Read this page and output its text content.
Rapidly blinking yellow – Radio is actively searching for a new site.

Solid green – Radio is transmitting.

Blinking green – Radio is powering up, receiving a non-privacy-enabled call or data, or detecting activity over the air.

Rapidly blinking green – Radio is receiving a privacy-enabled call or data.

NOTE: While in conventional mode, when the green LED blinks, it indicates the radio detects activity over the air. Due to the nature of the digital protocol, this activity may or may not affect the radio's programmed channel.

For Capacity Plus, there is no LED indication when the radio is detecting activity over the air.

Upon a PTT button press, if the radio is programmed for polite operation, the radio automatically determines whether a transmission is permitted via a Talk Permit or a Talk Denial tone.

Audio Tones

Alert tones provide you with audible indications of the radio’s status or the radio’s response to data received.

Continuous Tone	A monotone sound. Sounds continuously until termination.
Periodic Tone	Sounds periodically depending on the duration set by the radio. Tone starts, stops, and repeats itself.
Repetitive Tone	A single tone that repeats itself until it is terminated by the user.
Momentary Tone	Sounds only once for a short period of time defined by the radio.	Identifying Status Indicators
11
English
######
◆ To do:
Exactly how many lines in the data above contain the word "until"? Respond with the number and nothing more.

◆ Written response:
2